> QUOTED TEXT:

──────────────────────────────

Convert to onnx model

Question

Convert to onnx model

yanqi1811 opened this issue 3 years ago · comments

Your work is very helpful for you, thank you! But when I try to convert this pytorch model to onnx file, I meet some errors. Have you tried this program? Thanks!

Lukas Blecher · Answer 1 · Wed Mar 03 2021 20:42:48 GMT+0800 (China Standard Time)

Yes I tried to trace the model before. At the moment it seems like the timm module is not 100% compatible.
Will look into it in the future.

yanqi1811 · Answer 2 · Thu Mar 04 2021 09:33:58 GMT+0800 (China Standard Time)

Thank you for your reply!

Molly · Answer 3 · Thu Aug 05 2021 17:32:26 GMT+0800 (China Standard Time)

Yes I tried to trace the model before. At the moment it seems like the timm module is not 100% compatible.
Will look into it in the future.

Hi, did you trace the whole model (encoder+decoder)? And what's your problem? Maybe we can have a discussion.
In addition, I have a question and hope you can give some idea. [x_transformers] provides both encoder and decoder, why did you use the encoder from [timm] and the decoder from [x_transformers]. Is there any special reason?

Lukas Blecher · Answer 4 · Thu Aug 05 2021 22:06:29 GMT+0800 (China Standard Time)

The main problem is that the image input size can be dynamic but that doesn't play well with the tracing/scripting methods. It is not necessarily the fault of the timm module. If you have experience in this area, I'd love to hear some tips. Feel free to open a discussion
Initially, I was using both encoder and decoder from the x-transformers package but the performance was not very good. I used a pure ViT at the time (6ecc3f4). timm offered some pre-built encoders with CNN backbones which increased the performance significantly.

吴昌广 · Answer 5 · Tue Apr 05 2022 20:02:09 GMT+0800 (China Standard Time)

it isn't problem of timm，the encoder part

        pos_emb_ind = repeat(torch.arange(h)*(self.width//self.patch_size-w), 'h -> (h w)', w=w)+torch.arange(h*w)
        pos_emb_ind = torch.cat((torch.zeros(1), pos_emb_ind+1), dim=0).long()

here are two problem, first, cat torch.zeros(1)(float) and pos_emb_ind(long), second, one of the bug of the arange .like this #1708 , and someone said he has fixed ityou can see here, and his branch has been merged , but i still have this problem with latest version pytorch.

Lê Ái Quốc Vinh · Answer 6 · Mon Nov 14 2022 18:23:56 GMT+0800 (China Standard Time)

──────────────────────────────

> STATED EXERCISE A: Print the passage of the ONNX conversion thread above from "吴昌广 · Answer" to "(h w)', w=w)+torch.arange(h*w)", word for word.

> EXCERPTED RECORDS:
──────────────────────────────

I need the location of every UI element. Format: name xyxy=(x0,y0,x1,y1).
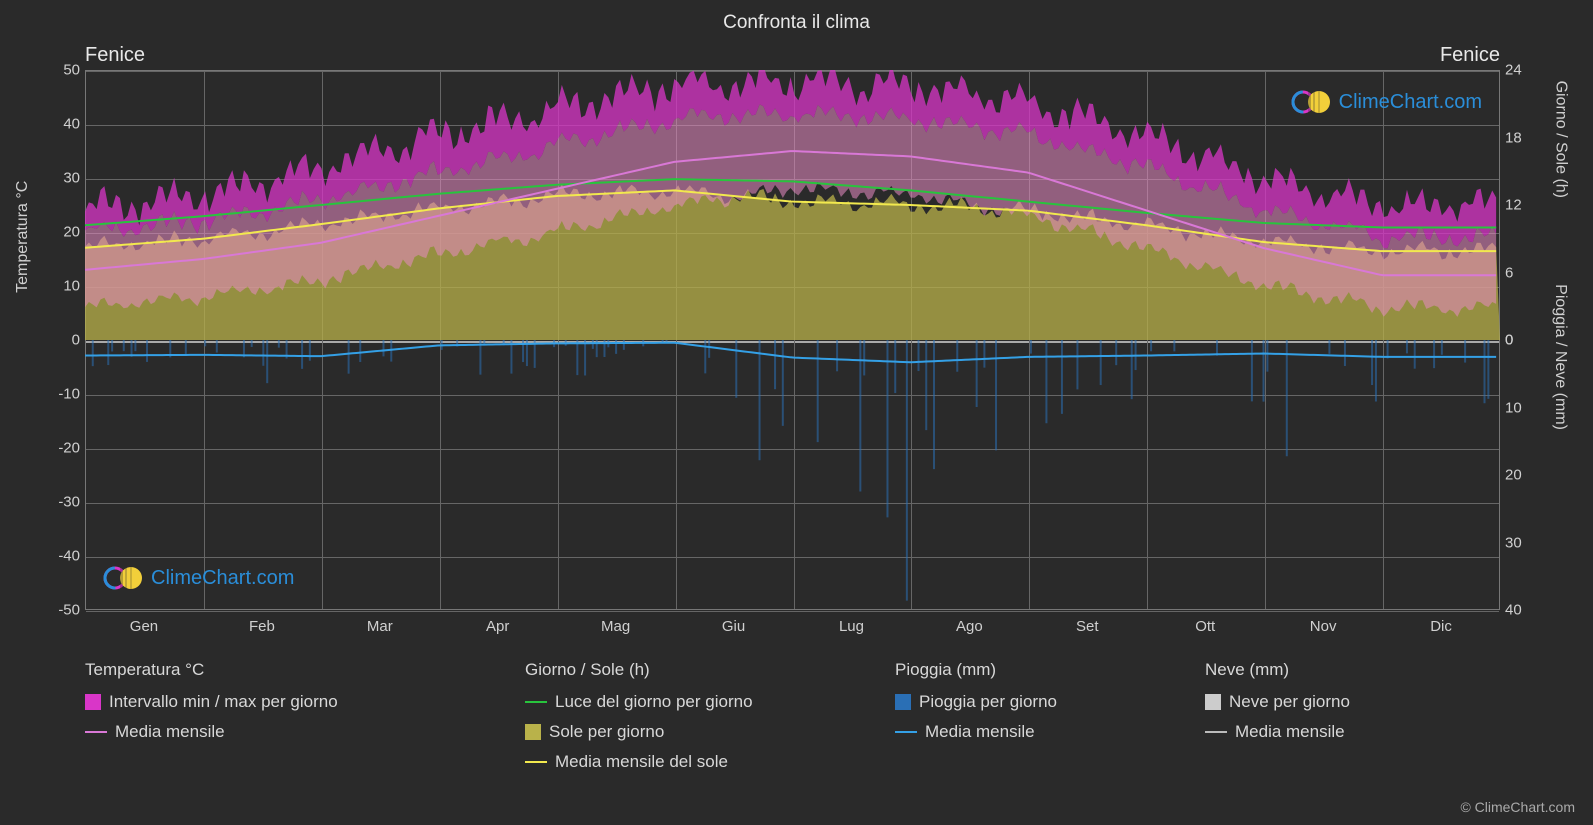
swatch-icon xyxy=(895,694,911,710)
legend-col-giorno: Giorno / Sole (h) Luce del giorno per gi… xyxy=(525,660,855,772)
y-axis-right-lower-label: Pioggia / Neve (mm) xyxy=(1551,284,1569,430)
legend-col-neve: Neve (mm) Neve per giorno Media mensile xyxy=(1205,660,1455,772)
legend-item: Intervallo min / max per giorno xyxy=(85,692,485,712)
y-axis-right-upper-label: Giorno / Sole (h) xyxy=(1551,80,1569,197)
legend-item: Neve per giorno xyxy=(1205,692,1455,712)
city-label-right: Fenice xyxy=(1440,44,1500,67)
legend-label: Sole per giorno xyxy=(549,722,664,742)
legend-header: Temperatura °C xyxy=(85,660,485,680)
legend-label: Pioggia per giorno xyxy=(919,692,1057,712)
legend-header: Pioggia (mm) xyxy=(895,660,1165,680)
legend-label: Luce del giorno per giorno xyxy=(555,692,753,712)
plot-area: Fenice Fenice Temperatura °C Giorno / So… xyxy=(85,70,1500,610)
legend-col-pioggia: Pioggia (mm) Pioggia per giorno Media me… xyxy=(895,660,1165,772)
swatch-icon xyxy=(1205,731,1227,733)
legend-col-temperatura: Temperatura °C Intervallo min / max per … xyxy=(85,660,485,772)
legend-item: Media mensile del sole xyxy=(525,752,855,772)
copyright-text: © ClimeChart.com xyxy=(1460,799,1575,815)
logo-icon xyxy=(1291,88,1333,116)
watermark-bottom: ClimeChart.com xyxy=(103,564,294,592)
swatch-icon xyxy=(525,724,541,740)
legend-label: Neve per giorno xyxy=(1229,692,1350,712)
legend-item: Media mensile xyxy=(85,722,485,742)
chart-title: Confronta il clima xyxy=(0,0,1593,34)
swatch-icon xyxy=(85,731,107,733)
legend-header: Giorno / Sole (h) xyxy=(525,660,855,680)
legend-item: Media mensile xyxy=(1205,722,1455,742)
legend-item: Luce del giorno per giorno xyxy=(525,692,855,712)
legend-item: Media mensile xyxy=(895,722,1165,742)
swatch-icon xyxy=(1205,694,1221,710)
logo-icon xyxy=(103,564,145,592)
y-axis-left-label: Temperatura °C xyxy=(14,181,32,293)
swatch-icon xyxy=(525,761,547,763)
watermark-text: ClimeChart.com xyxy=(151,567,294,590)
swatch-icon xyxy=(525,701,547,703)
legend-label: Media mensile xyxy=(925,722,1035,742)
legend-item: Pioggia per giorno xyxy=(895,692,1165,712)
chart-canvas xyxy=(85,70,1500,610)
legend-item: Sole per giorno xyxy=(525,722,855,742)
legend-header: Neve (mm) xyxy=(1205,660,1455,680)
legend-label: Media mensile xyxy=(1235,722,1345,742)
watermark-top: ClimeChart.com xyxy=(1291,88,1482,116)
swatch-icon xyxy=(85,694,101,710)
legend-label: Media mensile del sole xyxy=(555,752,728,772)
swatch-icon xyxy=(895,731,917,733)
legend: Temperatura °C Intervallo min / max per … xyxy=(85,660,1533,772)
city-label-left: Fenice xyxy=(85,44,145,67)
watermark-text: ClimeChart.com xyxy=(1339,91,1482,114)
legend-label: Intervallo min / max per giorno xyxy=(109,692,338,712)
legend-label: Media mensile xyxy=(115,722,225,742)
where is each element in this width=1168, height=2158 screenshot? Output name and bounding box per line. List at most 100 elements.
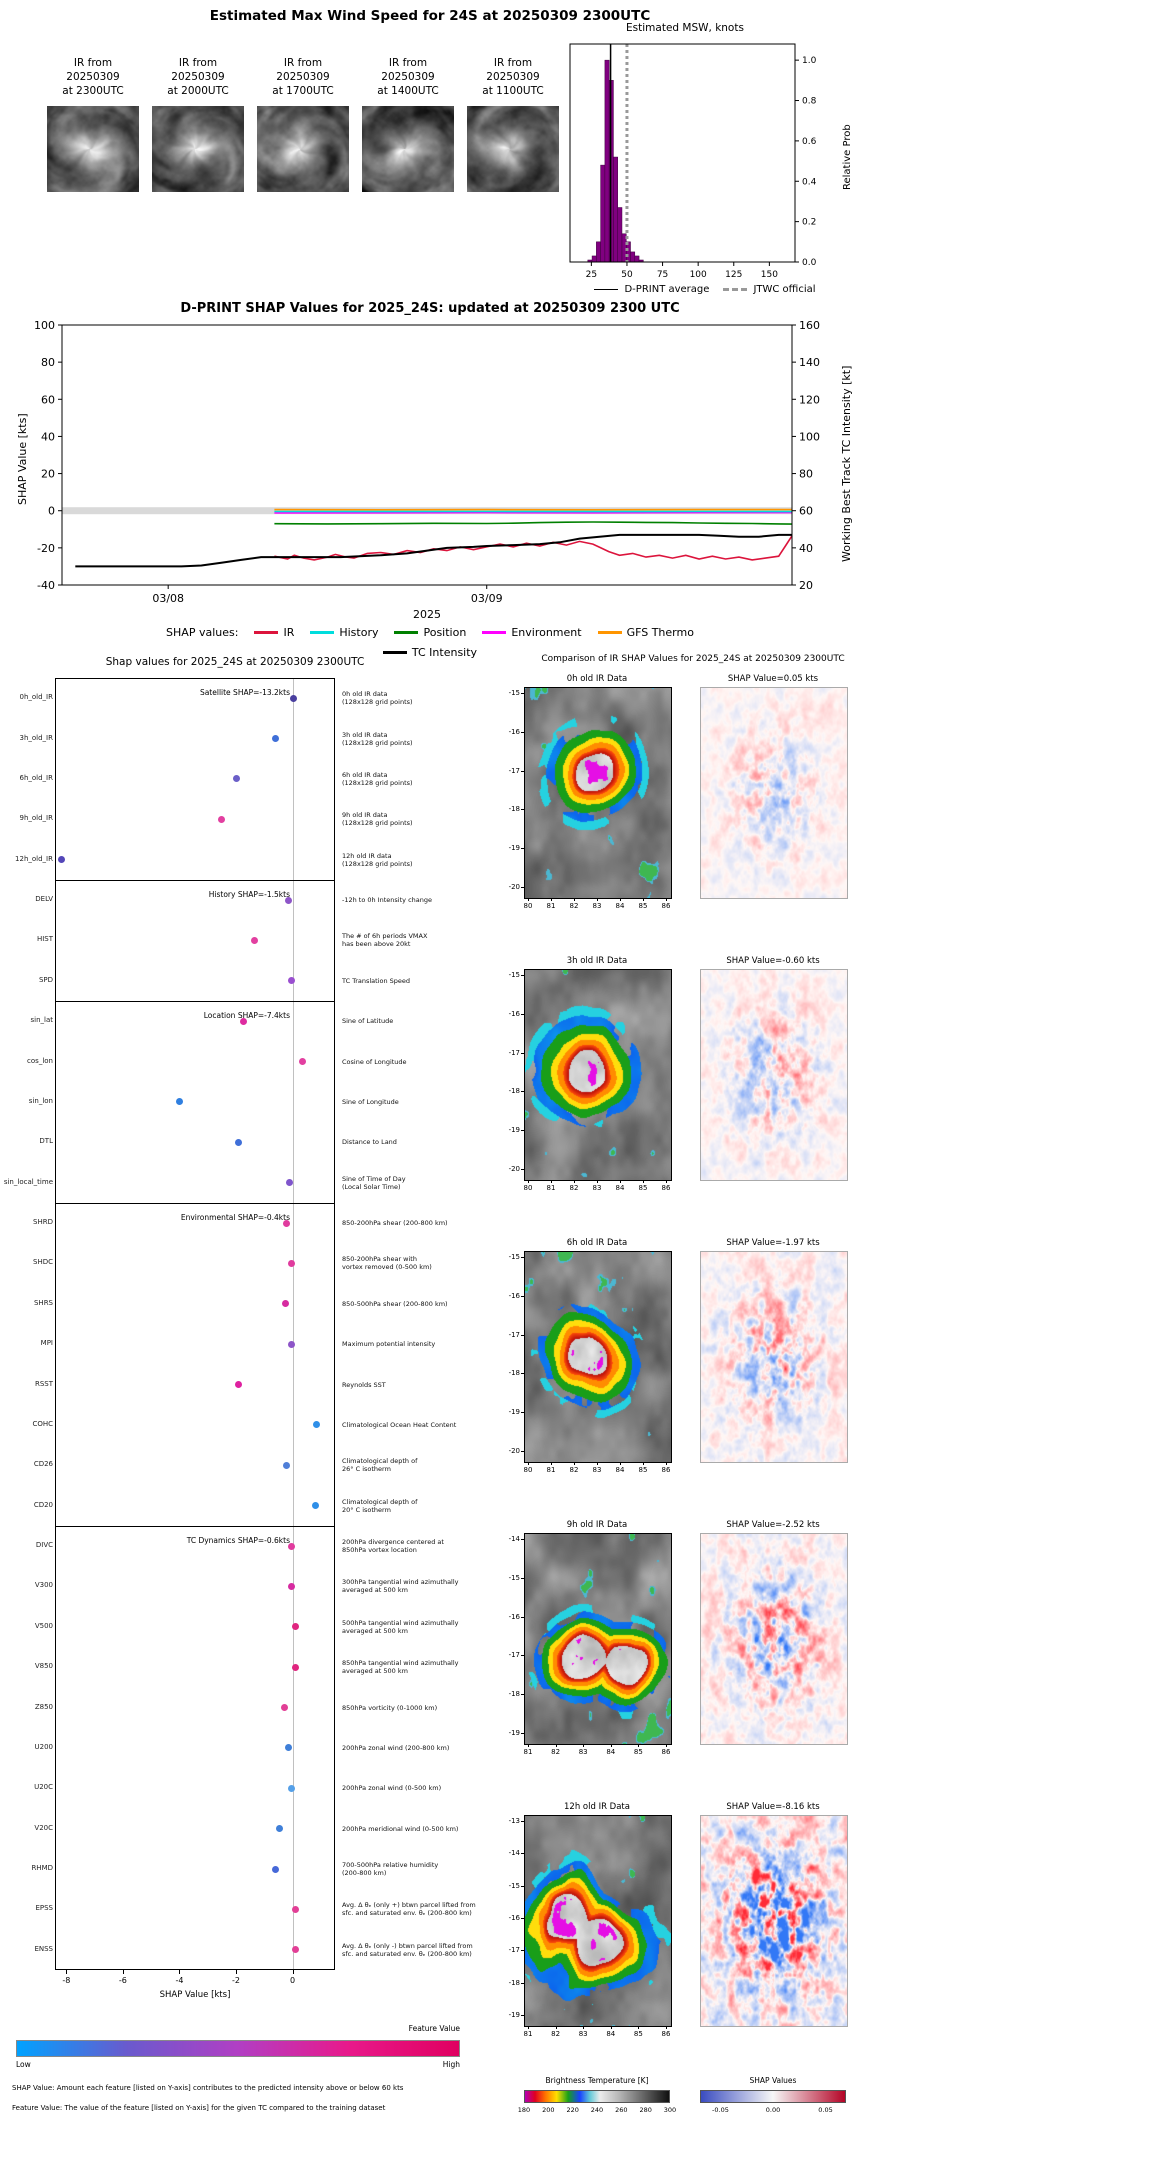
lat-tick-label-3-5: -19 xyxy=(508,1729,520,1737)
ir-thumbnail-image-4 xyxy=(467,106,559,192)
x-tick-label: 0 xyxy=(290,1976,296,1985)
x-tick-label: 100 xyxy=(690,270,707,280)
lon-tick-3-1 xyxy=(555,1744,557,1747)
lat-tick-2-5 xyxy=(521,1451,524,1452)
lon-tick-label-1-5: 85 xyxy=(638,1184,648,1192)
shap-tick-label-2: 0.05 xyxy=(818,2106,833,2114)
y-tick-label: 0.2 xyxy=(802,218,816,228)
feature-value-label: Feature Value xyxy=(408,2024,460,2033)
legend-item-gfs-thermo: GFS Thermo xyxy=(597,625,694,639)
lon-tick-label-4-1: 82 xyxy=(551,2030,561,2038)
group-header-location: Location SHAP=-7.4kts xyxy=(203,1011,290,1021)
ir-thumbnail-caption-4: IR from 20250309 at 1100UTC xyxy=(482,57,544,97)
legend-label: GFS Thermo xyxy=(626,625,694,639)
x-tick-label: 50 xyxy=(621,270,633,280)
lon-tick-2-3 xyxy=(597,1462,598,1465)
y-tick-label: 1.0 xyxy=(802,56,817,66)
lon-tick-label-2-2: 82 xyxy=(569,1466,579,1474)
group-divider-3 xyxy=(55,1202,335,1204)
lat-tick-label-4-5: -18 xyxy=(508,1978,520,1987)
lat-tick-2-1 xyxy=(521,1295,524,1297)
feature-label-HIST: HIST xyxy=(36,935,53,944)
lat-tick-label-1-3: -18 xyxy=(508,1087,520,1096)
histogram-legend-item-0: D-PRINT average xyxy=(594,284,709,295)
feature-label-V500: V500 xyxy=(34,1621,53,1630)
lat-tick-label-1-4: -19 xyxy=(508,1126,520,1135)
lat-tick-label-3-3: -17 xyxy=(508,1651,520,1660)
feature-dot-9h_old_IR xyxy=(217,815,225,823)
feature-label-DIVC: DIVC xyxy=(35,1541,53,1550)
shap-map-0 xyxy=(700,687,848,899)
feature-dot-sin_local_time xyxy=(286,1179,294,1187)
bt-tick-label-1: 200 xyxy=(542,2106,555,2114)
feature-dot-SHRD xyxy=(283,1219,291,1227)
lon-tick-4-3 xyxy=(610,2026,612,2029)
feature-label-V300: V300 xyxy=(34,1581,53,1590)
ir-thumbnail-image-1 xyxy=(152,106,244,192)
x-tick xyxy=(66,1970,68,1974)
feature-desc-9h_old_IR: 9h old IR data (128x128 grid points) xyxy=(342,811,413,828)
y-tick-label-right: 20 xyxy=(799,579,813,592)
ir-row-title-3: 9h old IR Data xyxy=(566,1520,628,1530)
colorbar-low-label: Low xyxy=(16,2060,31,2069)
x-tick xyxy=(179,1970,181,1974)
feature-dot-DELV xyxy=(284,896,292,904)
x-tick-label: 75 xyxy=(657,270,668,280)
lat-tick-label-3-4: -18 xyxy=(508,1690,520,1699)
shap-row-title-0: SHAP Value=0.05 kts xyxy=(727,674,819,684)
feature-dot-V500 xyxy=(291,1623,299,1631)
feature-desc-HIST: The # of 6h periods VMAX has been above … xyxy=(342,932,428,949)
lon-tick-label-0-0: 80 xyxy=(523,902,533,910)
y-tick-label-left: 40 xyxy=(41,430,55,443)
y-tick-label: 0.6 xyxy=(802,137,817,147)
y-tick-label-left: 20 xyxy=(41,468,55,481)
feature-desc-sin_lon: Sine of Longitude xyxy=(342,1097,399,1106)
lat-tick-label-1-0: -15 xyxy=(508,971,520,979)
feature-label-CD26: CD26 xyxy=(33,1460,53,1469)
ir-thumbnail-image-3 xyxy=(362,106,454,192)
ir-thumbnail-image-2 xyxy=(257,106,349,192)
group-divider-2 xyxy=(55,1001,335,1002)
legend-label: JTWC official xyxy=(753,284,816,295)
bt-tick-label-5: 280 xyxy=(639,2106,652,2114)
feature-desc-Z850: 850hPa vorticity (0-1000 km) xyxy=(342,1703,438,1712)
dotplot-title: Shap values for 2025_24S at 20250309 230… xyxy=(105,656,365,668)
x-tick-label: 25 xyxy=(586,270,597,280)
y-tick-label-right: 100 xyxy=(799,430,820,443)
lat-tick-4-0 xyxy=(521,1821,524,1822)
feature-dot-sin_lon xyxy=(175,1098,183,1106)
ir-map-2 xyxy=(524,1251,672,1463)
x-tick-label: 125 xyxy=(725,270,742,280)
group-header-environmental: Environmental SHAP=-0.4kts xyxy=(180,1213,290,1223)
histogram-bar xyxy=(613,156,618,263)
feature-dot-3h_old_IR xyxy=(272,735,280,743)
feature-dot-V850 xyxy=(291,1663,299,1671)
feature-desc-V500: 500hPa tangential wind azimuthally avera… xyxy=(342,1618,459,1635)
lat-tick-label-4-3: -16 xyxy=(508,1914,520,1922)
lon-tick-3-4 xyxy=(638,1744,640,1747)
ir-row-title-4: 12h old IR Data xyxy=(564,1802,630,1812)
legend-item-history: History xyxy=(310,626,378,639)
lon-tick-2-5 xyxy=(643,1462,644,1465)
lat-tick-label-4-1: -14 xyxy=(508,1849,520,1858)
feature-desc-COHC: Climatological Ocean Heat Content xyxy=(342,1420,457,1429)
solid-line-swatch xyxy=(594,289,619,290)
x-tick-label: 03/08 xyxy=(152,592,184,605)
feature-dot-CD20 xyxy=(311,1502,319,1510)
feature-dot-U200 xyxy=(284,1744,292,1752)
legend-label: D-PRINT average xyxy=(624,284,710,295)
feature-desc-cos_lon: Cosine of Longitude xyxy=(342,1057,407,1066)
lat-tick-3-5 xyxy=(521,1733,524,1734)
lat-tick-label-2-5: -20 xyxy=(508,1447,520,1455)
feature-dot-SHDC xyxy=(287,1259,295,1267)
lon-tick-2-4 xyxy=(620,1462,621,1465)
lat-tick-3-2 xyxy=(521,1616,524,1618)
x-tick xyxy=(122,1970,124,1974)
lon-tick-label-1-6: 86 xyxy=(661,1184,671,1192)
legend-label: IR xyxy=(283,625,295,639)
histogram-bar xyxy=(600,164,606,263)
feature-label-Z850: Z850 xyxy=(34,1702,53,1711)
feature-label-ENSS: ENSS xyxy=(34,1944,53,1953)
lon-tick-label-4-4: 85 xyxy=(633,2030,643,2038)
lat-tick-2-4 xyxy=(521,1412,524,1414)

──────────────────────────────

> STATED EXERCISE B: Turn the listing lines from the line with "swatch-icon xyxy=(895,694,911,710)" to the line with "legend-item: Media mensile del", both included, into a numbered list, leaving out any blank lines and adding nothing else.

> EXERCISE OUTPUT A:
吴昌广 · Answer 5 · Tue Apr 05 2022 20:02:09 GMT+0800 (China Standard Time)

it isn't problem of timm，the encoder part

        pos_emb_ind = repeat(torch.arange(h)*(self.width//self.patch_size-w), 'h -> (h w)', w=w)+torch.arange(h*w)

> EXERCISE OUTPUT B:
1. swatch-icon xyxy=(895,694,911,710)
2. legend-col-giorno: Giorno / Sole (h) Luce del giorno per gi… xyxy=(525,660,855,772)
3. y-axis-right-lower-label: Pioggia / Neve (mm) xyxy=(1551,284,1569,430)
4. legend-col-neve: Neve (mm) Neve per giorno Media mensile xyxy=(1205,660,1455,772)
5. legend-item: Intervallo min / max per giorno xyxy=(85,692,485,712)
6. y-axis-right-upper-label: Giorno / Sole (h) xyxy=(1551,80,1569,197)
7. legend-item: Neve per giorno xyxy=(1205,692,1455,712)
8. city-label-right: Fenice xyxy=(1440,44,1500,67)
9. legend-label: Sole per giorno xyxy=(549,722,664,742)
10. legend-header: Temperatura °C xyxy=(85,660,485,680)
11. legend-label: Pioggia per giorno xyxy=(919,692,1057,712)
12. legend-header: Pioggia (mm) xyxy=(895,660,1165,680)
13. legend-label: Luce del giorno per giorno xyxy=(555,692,753,712)
14. plot-area: Fenice Fenice Temperatura °C Giorno / So… xyxy=(85,70,1500,610)
15. legend-col-pioggia: Pioggia (mm) Pioggia per giorno Media me… xyxy=(895,660,1165,772)
16. swatch-icon xyxy=(1205,731,1227,733)
17. legend-col-temperatura: Temperatura °C Intervallo min / max per … xyxy=(85,660,485,772)
18. legend-item: Media mensile del sole xyxy=(525,752,855,772)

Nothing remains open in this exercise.